Material supplied -

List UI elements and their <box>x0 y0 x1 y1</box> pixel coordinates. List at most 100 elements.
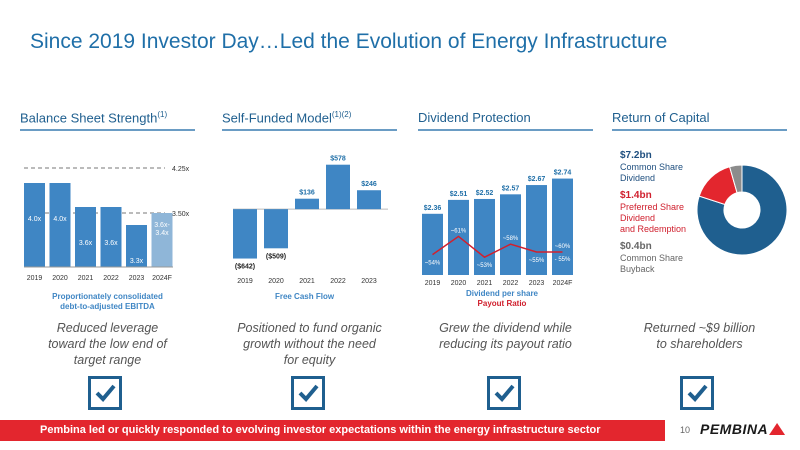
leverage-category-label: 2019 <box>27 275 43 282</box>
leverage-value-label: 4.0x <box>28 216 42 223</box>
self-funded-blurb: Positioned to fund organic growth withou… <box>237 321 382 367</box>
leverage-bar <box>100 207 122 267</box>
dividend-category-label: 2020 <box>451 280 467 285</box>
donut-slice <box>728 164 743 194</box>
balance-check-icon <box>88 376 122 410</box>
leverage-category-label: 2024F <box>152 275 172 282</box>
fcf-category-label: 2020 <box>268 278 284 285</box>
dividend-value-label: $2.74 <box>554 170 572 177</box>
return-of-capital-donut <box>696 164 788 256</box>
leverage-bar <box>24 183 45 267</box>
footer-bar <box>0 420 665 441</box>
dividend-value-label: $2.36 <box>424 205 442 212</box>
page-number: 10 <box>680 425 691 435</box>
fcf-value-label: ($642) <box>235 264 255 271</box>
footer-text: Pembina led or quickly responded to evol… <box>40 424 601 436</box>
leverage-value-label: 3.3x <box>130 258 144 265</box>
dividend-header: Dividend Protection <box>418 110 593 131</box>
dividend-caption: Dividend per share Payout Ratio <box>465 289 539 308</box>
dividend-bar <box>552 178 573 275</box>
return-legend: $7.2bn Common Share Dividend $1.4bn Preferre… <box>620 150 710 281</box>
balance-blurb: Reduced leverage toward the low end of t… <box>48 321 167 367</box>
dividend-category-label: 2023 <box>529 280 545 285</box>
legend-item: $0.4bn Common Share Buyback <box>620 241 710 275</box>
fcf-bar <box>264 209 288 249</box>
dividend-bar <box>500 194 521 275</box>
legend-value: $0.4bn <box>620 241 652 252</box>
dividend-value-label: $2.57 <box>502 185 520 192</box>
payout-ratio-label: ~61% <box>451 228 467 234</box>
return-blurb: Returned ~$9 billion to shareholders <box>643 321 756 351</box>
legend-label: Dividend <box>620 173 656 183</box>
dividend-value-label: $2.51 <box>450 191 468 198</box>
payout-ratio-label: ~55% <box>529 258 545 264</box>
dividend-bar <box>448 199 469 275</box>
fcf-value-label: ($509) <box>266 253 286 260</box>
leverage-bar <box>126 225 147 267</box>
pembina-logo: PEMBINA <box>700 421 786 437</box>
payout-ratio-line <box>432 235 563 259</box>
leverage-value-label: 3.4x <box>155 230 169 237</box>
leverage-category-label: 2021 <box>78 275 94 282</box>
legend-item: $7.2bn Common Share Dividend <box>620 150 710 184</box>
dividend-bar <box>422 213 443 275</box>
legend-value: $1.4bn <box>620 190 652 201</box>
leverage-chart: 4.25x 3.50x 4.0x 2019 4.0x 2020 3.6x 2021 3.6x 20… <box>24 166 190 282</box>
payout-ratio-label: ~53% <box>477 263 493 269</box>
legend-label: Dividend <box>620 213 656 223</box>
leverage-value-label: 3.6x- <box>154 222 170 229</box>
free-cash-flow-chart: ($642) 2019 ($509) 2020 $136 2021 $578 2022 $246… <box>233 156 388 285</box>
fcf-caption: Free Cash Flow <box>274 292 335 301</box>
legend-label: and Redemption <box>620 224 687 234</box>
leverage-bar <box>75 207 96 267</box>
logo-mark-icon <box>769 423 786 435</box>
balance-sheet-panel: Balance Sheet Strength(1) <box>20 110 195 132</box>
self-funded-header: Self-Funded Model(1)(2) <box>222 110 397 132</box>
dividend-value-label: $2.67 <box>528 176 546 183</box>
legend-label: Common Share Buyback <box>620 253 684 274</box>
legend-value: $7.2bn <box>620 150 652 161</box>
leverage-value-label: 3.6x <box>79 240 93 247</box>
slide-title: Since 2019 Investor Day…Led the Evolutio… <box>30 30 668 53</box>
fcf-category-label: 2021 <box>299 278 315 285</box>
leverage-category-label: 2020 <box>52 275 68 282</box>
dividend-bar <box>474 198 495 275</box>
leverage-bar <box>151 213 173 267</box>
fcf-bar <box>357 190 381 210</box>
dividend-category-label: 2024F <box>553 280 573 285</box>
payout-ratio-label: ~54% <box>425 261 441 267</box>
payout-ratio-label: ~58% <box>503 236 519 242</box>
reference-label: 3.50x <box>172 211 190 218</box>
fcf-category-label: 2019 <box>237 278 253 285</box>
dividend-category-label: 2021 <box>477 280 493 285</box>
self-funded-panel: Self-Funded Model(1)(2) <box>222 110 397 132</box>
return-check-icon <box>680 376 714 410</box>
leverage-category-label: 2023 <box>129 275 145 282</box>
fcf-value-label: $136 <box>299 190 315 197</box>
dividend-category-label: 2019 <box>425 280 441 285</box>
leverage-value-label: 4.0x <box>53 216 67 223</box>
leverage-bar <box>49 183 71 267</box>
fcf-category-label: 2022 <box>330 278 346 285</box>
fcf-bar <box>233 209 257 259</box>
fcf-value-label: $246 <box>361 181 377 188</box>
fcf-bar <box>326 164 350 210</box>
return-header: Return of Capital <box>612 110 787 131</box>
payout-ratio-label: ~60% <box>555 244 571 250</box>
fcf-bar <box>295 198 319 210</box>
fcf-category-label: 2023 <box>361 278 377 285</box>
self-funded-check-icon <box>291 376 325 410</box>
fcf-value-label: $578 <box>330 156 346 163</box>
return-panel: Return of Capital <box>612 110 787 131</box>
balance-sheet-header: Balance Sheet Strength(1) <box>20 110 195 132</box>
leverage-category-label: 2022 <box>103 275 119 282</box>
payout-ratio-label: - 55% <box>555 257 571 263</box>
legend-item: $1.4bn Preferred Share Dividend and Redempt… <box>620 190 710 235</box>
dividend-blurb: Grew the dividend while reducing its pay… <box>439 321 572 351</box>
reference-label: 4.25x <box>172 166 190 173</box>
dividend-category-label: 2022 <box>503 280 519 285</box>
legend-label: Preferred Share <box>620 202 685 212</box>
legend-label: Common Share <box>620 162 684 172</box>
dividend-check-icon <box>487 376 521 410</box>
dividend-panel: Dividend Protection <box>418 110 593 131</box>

...

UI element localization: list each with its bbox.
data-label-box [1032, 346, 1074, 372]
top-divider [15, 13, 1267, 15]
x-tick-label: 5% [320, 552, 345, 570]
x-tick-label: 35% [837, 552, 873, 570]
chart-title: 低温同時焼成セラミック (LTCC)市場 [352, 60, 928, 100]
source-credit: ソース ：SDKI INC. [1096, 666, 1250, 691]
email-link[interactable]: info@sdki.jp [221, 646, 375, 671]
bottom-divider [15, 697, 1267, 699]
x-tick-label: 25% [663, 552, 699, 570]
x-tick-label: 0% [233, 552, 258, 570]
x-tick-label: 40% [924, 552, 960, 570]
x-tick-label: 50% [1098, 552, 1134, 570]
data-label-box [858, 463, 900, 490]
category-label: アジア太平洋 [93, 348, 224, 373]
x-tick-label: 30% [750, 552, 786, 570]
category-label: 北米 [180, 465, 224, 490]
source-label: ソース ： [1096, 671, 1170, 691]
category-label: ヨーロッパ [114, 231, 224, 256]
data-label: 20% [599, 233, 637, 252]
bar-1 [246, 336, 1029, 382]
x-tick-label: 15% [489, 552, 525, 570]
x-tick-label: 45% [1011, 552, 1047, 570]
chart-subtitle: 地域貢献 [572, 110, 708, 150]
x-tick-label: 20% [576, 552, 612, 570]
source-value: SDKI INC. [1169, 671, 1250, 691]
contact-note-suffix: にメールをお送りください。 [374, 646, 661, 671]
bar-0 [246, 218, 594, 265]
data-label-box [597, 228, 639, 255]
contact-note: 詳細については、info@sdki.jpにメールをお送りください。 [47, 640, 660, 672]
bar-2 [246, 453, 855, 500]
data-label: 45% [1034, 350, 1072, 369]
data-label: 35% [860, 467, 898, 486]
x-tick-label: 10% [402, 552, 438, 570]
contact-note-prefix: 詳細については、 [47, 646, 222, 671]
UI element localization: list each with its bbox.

Required task - Copy the lines without any changes, starting with the line containing "leverage-category-label: 2019 <box>27" and ending with the line containing "dividend-category-label: 2023 <box>529".

Written reply -
leverage-category-label: 2019 <box>27 275 43 282</box>
leverage-value-label: 4.0x <box>28 216 42 223</box>
self-funded-blurb: Positioned to fund organic growth withou… <box>237 321 382 367</box>
leverage-bar <box>100 207 122 267</box>
dividend-category-label: 2020 <box>451 280 467 285</box>
donut-slice <box>728 164 743 194</box>
balance-check-icon <box>88 376 122 410</box>
leverage-category-label: 2024F <box>152 275 172 282</box>
fcf-category-label: 2020 <box>268 278 284 285</box>
dividend-value-label: $2.74 <box>554 170 572 177</box>
return-of-capital-donut <box>696 164 788 256</box>
leverage-bar <box>24 183 45 267</box>
footer-bar <box>0 420 665 441</box>
dividend-value-label: $2.36 <box>424 205 442 212</box>
page-number: 10 <box>680 425 691 435</box>
fcf-value-label: ($642) <box>235 264 255 271</box>
footer-text: Pembina led or quickly responded to evol… <box>40 424 601 436</box>
leverage-value-label: 3.3x <box>130 258 144 265</box>
dividend-header: Dividend Protection <box>418 110 593 131</box>
dividend-caption: Dividend per share Payout Ratio <box>465 289 539 308</box>
dividend-bar <box>552 178 573 275</box>
return-legend: $7.2bn Common Share Dividend $1.4bn Preferre… <box>620 150 710 281</box>
balance-blurb: Reduced leverage toward the low end of t… <box>48 321 167 367</box>
dividend-category-label: 2023 <box>529 280 545 285</box>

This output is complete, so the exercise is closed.